* What is asked:
Put the lines below into a Markdown table with two columns, Row and Line, numbering each row and leaving out any blank lines.

____ Supplied records

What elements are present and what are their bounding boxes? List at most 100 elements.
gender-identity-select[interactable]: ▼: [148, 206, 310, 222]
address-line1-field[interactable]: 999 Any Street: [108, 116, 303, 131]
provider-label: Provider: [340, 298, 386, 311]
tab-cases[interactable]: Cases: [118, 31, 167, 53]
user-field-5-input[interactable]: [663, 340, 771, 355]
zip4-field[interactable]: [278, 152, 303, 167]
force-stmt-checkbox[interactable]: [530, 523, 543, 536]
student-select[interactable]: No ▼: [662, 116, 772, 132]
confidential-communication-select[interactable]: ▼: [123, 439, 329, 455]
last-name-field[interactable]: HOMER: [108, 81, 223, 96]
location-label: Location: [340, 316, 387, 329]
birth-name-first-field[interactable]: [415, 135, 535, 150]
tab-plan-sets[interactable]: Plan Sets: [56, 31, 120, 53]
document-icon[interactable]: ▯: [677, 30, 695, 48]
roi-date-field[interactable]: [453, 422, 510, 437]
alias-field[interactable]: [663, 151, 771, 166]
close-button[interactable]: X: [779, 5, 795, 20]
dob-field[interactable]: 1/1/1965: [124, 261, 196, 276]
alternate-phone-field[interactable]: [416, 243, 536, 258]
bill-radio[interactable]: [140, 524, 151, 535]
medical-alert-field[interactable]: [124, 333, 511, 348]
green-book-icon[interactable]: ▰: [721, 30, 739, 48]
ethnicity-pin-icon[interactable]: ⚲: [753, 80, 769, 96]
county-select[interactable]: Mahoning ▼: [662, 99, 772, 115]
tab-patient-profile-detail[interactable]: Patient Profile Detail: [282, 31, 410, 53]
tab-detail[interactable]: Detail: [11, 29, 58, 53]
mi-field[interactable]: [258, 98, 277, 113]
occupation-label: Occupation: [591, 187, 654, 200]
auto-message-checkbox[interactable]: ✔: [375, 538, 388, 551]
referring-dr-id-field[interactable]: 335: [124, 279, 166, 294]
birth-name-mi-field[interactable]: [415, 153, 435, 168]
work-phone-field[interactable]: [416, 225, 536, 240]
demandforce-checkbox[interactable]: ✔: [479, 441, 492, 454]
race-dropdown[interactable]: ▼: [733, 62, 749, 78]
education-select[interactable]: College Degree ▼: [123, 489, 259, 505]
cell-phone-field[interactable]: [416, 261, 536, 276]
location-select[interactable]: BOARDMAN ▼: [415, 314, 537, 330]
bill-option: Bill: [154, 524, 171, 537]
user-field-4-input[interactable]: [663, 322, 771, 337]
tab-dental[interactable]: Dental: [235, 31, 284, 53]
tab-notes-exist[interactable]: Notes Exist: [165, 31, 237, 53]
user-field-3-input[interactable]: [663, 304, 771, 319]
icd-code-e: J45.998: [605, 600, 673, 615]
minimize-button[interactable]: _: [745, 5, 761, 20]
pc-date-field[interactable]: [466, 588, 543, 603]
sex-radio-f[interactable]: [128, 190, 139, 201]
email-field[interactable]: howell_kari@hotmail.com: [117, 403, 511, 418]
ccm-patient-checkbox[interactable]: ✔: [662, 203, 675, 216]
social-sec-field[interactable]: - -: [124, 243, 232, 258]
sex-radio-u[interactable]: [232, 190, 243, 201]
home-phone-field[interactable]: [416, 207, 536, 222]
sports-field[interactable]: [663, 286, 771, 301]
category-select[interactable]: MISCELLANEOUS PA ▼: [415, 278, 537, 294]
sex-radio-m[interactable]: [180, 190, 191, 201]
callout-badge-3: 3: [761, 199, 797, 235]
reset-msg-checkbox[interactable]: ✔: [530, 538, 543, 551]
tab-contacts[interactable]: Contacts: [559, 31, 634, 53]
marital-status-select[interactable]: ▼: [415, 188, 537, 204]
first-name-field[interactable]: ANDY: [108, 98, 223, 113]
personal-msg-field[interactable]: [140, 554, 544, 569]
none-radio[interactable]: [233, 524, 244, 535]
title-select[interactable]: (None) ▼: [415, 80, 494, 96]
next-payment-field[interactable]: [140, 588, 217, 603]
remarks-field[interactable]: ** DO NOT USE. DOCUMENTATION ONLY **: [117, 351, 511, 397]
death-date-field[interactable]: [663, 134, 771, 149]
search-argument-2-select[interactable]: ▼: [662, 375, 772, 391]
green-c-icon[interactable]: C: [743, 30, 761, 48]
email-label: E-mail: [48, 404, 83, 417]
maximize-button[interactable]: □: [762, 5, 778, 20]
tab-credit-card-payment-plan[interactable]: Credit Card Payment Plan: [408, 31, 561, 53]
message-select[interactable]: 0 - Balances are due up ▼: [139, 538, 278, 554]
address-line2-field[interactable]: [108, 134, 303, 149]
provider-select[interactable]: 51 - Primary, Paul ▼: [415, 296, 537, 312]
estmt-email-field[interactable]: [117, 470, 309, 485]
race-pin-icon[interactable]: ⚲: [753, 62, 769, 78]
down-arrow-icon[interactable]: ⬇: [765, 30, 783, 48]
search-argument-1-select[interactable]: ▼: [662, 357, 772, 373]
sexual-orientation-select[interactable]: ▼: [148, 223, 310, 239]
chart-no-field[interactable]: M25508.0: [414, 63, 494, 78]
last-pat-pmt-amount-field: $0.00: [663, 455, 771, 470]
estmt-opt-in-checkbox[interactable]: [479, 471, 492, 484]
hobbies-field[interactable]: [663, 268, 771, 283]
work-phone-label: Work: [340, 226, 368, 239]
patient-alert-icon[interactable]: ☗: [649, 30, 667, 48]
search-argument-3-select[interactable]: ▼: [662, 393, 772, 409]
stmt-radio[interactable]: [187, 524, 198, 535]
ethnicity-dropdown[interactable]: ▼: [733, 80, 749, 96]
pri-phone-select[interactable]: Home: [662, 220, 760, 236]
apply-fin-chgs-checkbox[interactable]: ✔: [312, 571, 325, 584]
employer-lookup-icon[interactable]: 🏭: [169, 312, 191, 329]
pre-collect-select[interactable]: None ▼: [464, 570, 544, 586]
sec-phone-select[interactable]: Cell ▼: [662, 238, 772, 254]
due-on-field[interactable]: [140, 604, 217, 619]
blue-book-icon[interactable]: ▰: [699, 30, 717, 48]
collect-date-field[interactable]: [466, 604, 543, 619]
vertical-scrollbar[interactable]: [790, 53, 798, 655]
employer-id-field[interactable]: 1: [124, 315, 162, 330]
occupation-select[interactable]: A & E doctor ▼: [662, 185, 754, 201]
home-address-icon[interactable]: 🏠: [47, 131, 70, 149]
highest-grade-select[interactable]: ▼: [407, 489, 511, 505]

________

* Exercise answer:
| Row | Line |
|---|---|
| 1 | What elements are present and what are their bounding boxes? List at most 100 elements. |
| 2 | gender-identity-select[interactable]: ▼: [148, 206, 310, 222] |
| 3 | address-line1-field[interactable]: 999 Any Street: [108, 116, 303, 131] |
| 4 | provider-label: Provider: [340, 298, 386, 311] |
| 5 | tab-cases[interactable]: Cases: [118, 31, 167, 53] |
| 6 | user-field-5-input[interactable]: [663, 340, 771, 355] |
| 7 | zip4-field[interactable]: [278, 152, 303, 167] |
| 8 | force-stmt-checkbox[interactable]: [530, 523, 543, 536] |
| 9 | student-select[interactable]: No ▼: [662, 116, 772, 132] |
| 10 | confidential-communication-select[interactable]: ▼: [123, 439, 329, 455] |
| 11 | last-name-field[interactable]: HOMER: [108, 81, 223, 96] |
| 12 | location-label: Location: [340, 316, 387, 329] |
| 13 | birth-name-first-field[interactable]: [415, 135, 535, 150] |
| 14 | tab-plan-sets[interactable]: Plan Sets: [56, 31, 120, 53] |
| 15 | document-icon[interactable]: ▯: [677, 30, 695, 48] |
| 16 | roi-date-field[interactable]: [453, 422, 510, 437] |
| 17 | alias-field[interactable]: [663, 151, 771, 166] |
| 18 | close-button[interactable]: X: [779, 5, 795, 20] |
| 19 | dob-field[interactable]: 1/1/1965: [124, 261, 196, 276] |
| 20 | alternate-phone-field[interactable]: [416, 243, 536, 258] |
| 21 | bill-radio[interactable]: [140, 524, 151, 535] |
| 22 | medical-alert-field[interactable]: [124, 333, 511, 348] |
| 23 | green-book-icon[interactable]: ▰: [721, 30, 739, 48] |
| 24 | ethnicity-pin-icon[interactable]: ⚲: [753, 80, 769, 96] |
| 25 | county-select[interactable]: Mahoning ▼: [662, 99, 772, 115] |
| 26 | tab-patient-profile-detail[interactable]: Patient Profile Detail: [282, 31, 410, 53] |
| 27 | tab-detail[interactable]: Detail: [11, 29, 58, 53] |
| 28 | mi-field[interactable]: [258, 98, 277, 113] |
| 29 | occupation-label: Occupation: [591, 187, 654, 200] |
| 30 | auto-message-checkbox[interactable]: ✔: [375, 538, 388, 551] |
| 31 | referring-dr-id-field[interactable]: 335: [124, 279, 166, 294] |
| 32 | birth-name-mi-field[interactable]: [415, 153, 435, 168] |
| 33 | work-phone-field[interactable]: [416, 225, 536, 240] |
| 34 | demandforce-checkbox[interactable]: ✔: [479, 441, 492, 454] |
| 35 | race-dropdown[interactable]: ▼: [733, 62, 749, 78] |
| 36 | education-select[interactable]: College Degree ▼: [123, 489, 259, 505] |
| 37 | cell-phone-field[interactable]: [416, 261, 536, 276] |
| 38 | location-select[interactable]: BOARDMAN ▼: [415, 314, 537, 330] |
| 39 | bill-option: Bill: [154, 524, 171, 537] |
| 40 | user-field-4-input[interactable]: [663, 322, 771, 337] |
| 41 | tab-dental[interactable]: Dental: [235, 31, 284, 53] |
| 42 | tab-notes-exist[interactable]: Notes Exist: [165, 31, 237, 53] |
| 43 | user-field-3-input[interactable]: [663, 304, 771, 319] |
| 44 | icd-code-e: J45.998: [605, 600, 673, 615] |
| 45 | minimize-button[interactable]: _: [745, 5, 761, 20] |
| 46 | pc-date-field[interactable]: [466, 588, 543, 603] |
| 47 | sex-radio-f[interactable]: [128, 190, 139, 201] |
| 48 | email-field[interactable]: howell_kari@hotmail.com: [117, 403, 511, 418] |
| 49 | ccm-patient-checkbox[interactable]: ✔: [662, 203, 675, 216] |
| 50 | social-sec-field[interactable]: - -: [124, 243, 232, 258] |
| 51 | sex-radio-u[interactable]: [232, 190, 243, 201] |
| 52 | home-phone-field[interactable]: [416, 207, 536, 222] |
| 53 | sports-field[interactable]: [663, 286, 771, 301] |
| 54 | category-select[interactable]: MISCELLANEOUS PA ▼: [415, 278, 537, 294] |
| 55 | sex-radio-m[interactable]: [180, 190, 191, 201] |
| 56 | callout-badge-3: 3: [761, 199, 797, 235] |
| 57 | reset-msg-checkbox[interactable]: ✔: [530, 538, 543, 551] |
| 58 | tab-contacts[interactable]: Contacts: [559, 31, 634, 53] |
| 59 | marital-status-select[interactable]: ▼: [415, 188, 537, 204] |
| 60 | first-name-field[interactable]: ANDY: [108, 98, 223, 113] |
| 61 | personal-msg-field[interactable]: [140, 554, 544, 569] |
| 62 | none-radio[interactable]: [233, 524, 244, 535] |
| 63 | title-select[interactable]: (None) ▼: [415, 80, 494, 96] |
| 64 | next-payment-field[interactable]: [140, 588, 217, 603] |
| 65 | remarks-field[interactable]: ** DO NOT USE. DOCUMENTATION ONLY **: [117, 351, 511, 397] |
| 66 | death-date-field[interactable]: [663, 134, 771, 149] |
| 67 | search-argument-2-select[interactable]: ▼: [662, 375, 772, 391] |
| 68 | green-c-icon[interactable]: C: [743, 30, 761, 48] |
| 69 | email-label: E-mail: [48, 404, 83, 417] |
| 70 | maximize-button[interactable]: □: [762, 5, 778, 20] |
| 71 | tab-credit-card-payment-plan[interactable]: Credit Card Payment Plan: [408, 31, 561, 53] |
| 72 | message-select[interactable]: 0 - Balances are due up ▼: [139, 538, 278, 554] |
| 73 | address-line2-field[interactable]: [108, 134, 303, 149] |
| 74 | provider-select[interactable]: 51 - Primary, Paul ▼: [415, 296, 537, 312] |
| 75 | estmt-email-field[interactable]: [117, 470, 309, 485] |
| 76 | race-pin-icon[interactable]: ⚲: [753, 62, 769, 78] |
| 77 | down-arrow-icon[interactable]: ⬇: [765, 30, 783, 48] |
| 78 | search-argument-1-select[interactable]: ▼: [662, 357, 772, 373] |
| 79 | sexual-orientation-select[interactable]: ▼: [148, 223, 310, 239] |
| 80 | chart-no-field[interactable]: M25508.0: [414, 63, 494, 78] |
| 81 | last-pat-pmt-amount-field: $0.00: [663, 455, 771, 470] |
| 82 | estmt-opt-in-checkbox[interactable]: [479, 471, 492, 484] |
| 83 | hobbies-field[interactable]: [663, 268, 771, 283] |
| 84 | work-phone-label: Work: [340, 226, 368, 239] |
| 85 | patient-alert-icon[interactable]: ☗: [649, 30, 667, 48] |
| 86 | search-argument-3-select[interactable]: ▼: [662, 393, 772, 409] |
| 87 | stmt-radio[interactable]: [187, 524, 198, 535] |
| 88 | ethnicity-dropdown[interactable]: ▼: [733, 80, 749, 96] |
| 89 | pri-phone-select[interactable]: Home: [662, 220, 760, 236] |
| 90 | apply-fin-chgs-checkbox[interactable]: ✔: [312, 571, 325, 584] |
| 91 | employer-lookup-icon[interactable]: 🏭: [169, 312, 191, 329] |
| 92 | pre-collect-select[interactable]: None ▼: [464, 570, 544, 586] |
| 93 | sec-phone-select[interactable]: Cell ▼: [662, 238, 772, 254] |
| 94 | due-on-field[interactable]: [140, 604, 217, 619] |
| 95 | blue-book-icon[interactable]: ▰: [699, 30, 717, 48] |
| 96 | collect-date-field[interactable]: [466, 604, 543, 619] |
| 97 | vertical-scrollbar[interactable]: [790, 53, 798, 655] |
| 98 | employer-id-field[interactable]: 1: [124, 315, 162, 330] |
| 99 | occupation-select[interactable]: A & E doctor ▼: [662, 185, 754, 201] |
| 100 | home-address-icon[interactable]: 🏠: [47, 131, 70, 149] |
| 101 | highest-grade-select[interactable]: ▼: [407, 489, 511, 505] |